Requirements: Only lines holding the word "Вселенную" should be copied from the material.

-- begin Dataset entries --

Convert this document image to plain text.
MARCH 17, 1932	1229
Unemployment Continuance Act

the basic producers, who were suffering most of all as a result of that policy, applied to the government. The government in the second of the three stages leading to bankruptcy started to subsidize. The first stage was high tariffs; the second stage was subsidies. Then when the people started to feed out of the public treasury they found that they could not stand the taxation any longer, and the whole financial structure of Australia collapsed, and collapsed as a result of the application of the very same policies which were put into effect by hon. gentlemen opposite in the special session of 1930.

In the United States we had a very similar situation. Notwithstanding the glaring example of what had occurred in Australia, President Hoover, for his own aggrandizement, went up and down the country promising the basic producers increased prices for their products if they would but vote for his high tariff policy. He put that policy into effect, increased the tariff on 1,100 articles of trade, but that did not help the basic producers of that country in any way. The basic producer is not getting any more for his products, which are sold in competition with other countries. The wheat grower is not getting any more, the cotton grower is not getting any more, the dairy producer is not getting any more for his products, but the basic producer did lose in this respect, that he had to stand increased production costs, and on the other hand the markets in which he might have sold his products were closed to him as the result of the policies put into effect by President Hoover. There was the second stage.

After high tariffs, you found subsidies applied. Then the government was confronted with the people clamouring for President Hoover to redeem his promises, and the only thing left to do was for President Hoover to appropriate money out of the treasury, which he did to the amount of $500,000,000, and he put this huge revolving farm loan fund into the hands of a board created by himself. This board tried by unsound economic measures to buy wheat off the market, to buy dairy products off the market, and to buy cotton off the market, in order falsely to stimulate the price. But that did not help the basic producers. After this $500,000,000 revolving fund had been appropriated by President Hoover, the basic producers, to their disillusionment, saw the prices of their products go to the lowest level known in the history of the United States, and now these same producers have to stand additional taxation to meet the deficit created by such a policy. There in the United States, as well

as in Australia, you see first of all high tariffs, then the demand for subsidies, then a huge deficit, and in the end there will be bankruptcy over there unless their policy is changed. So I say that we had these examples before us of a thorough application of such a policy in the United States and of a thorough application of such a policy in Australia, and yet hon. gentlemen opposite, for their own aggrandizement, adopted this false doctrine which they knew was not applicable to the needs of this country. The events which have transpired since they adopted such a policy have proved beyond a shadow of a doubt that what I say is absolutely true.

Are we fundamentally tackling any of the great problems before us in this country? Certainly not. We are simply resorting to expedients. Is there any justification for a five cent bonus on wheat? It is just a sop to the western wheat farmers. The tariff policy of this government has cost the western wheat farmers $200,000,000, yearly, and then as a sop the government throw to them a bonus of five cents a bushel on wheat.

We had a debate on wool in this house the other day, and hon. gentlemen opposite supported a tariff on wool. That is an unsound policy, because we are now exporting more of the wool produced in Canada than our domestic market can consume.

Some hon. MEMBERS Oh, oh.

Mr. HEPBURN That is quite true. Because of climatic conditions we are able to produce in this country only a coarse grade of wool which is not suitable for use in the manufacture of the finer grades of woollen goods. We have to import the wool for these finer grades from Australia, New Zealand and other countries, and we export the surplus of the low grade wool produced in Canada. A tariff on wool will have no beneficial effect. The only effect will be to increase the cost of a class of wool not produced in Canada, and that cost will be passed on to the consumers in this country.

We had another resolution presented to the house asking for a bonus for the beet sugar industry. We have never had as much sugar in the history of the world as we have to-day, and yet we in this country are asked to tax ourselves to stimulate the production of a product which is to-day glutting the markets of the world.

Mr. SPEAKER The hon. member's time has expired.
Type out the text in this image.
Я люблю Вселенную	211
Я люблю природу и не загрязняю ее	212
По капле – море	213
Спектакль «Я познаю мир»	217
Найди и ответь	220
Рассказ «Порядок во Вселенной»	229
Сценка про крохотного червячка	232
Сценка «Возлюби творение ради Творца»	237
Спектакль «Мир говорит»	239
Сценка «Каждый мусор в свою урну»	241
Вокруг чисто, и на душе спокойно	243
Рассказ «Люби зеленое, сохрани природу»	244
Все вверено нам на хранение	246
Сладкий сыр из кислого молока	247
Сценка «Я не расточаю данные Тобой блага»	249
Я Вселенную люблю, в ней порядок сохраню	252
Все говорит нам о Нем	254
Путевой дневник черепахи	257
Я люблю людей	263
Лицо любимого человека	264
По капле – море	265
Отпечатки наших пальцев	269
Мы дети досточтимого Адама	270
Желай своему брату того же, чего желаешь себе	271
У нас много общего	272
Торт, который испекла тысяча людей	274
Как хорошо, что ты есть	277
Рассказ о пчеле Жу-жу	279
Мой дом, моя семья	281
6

-- end Dataset entries --

Response:
Я люблю Вселенную	211
Я Вселенную люблю, в ней порядок сохраню	252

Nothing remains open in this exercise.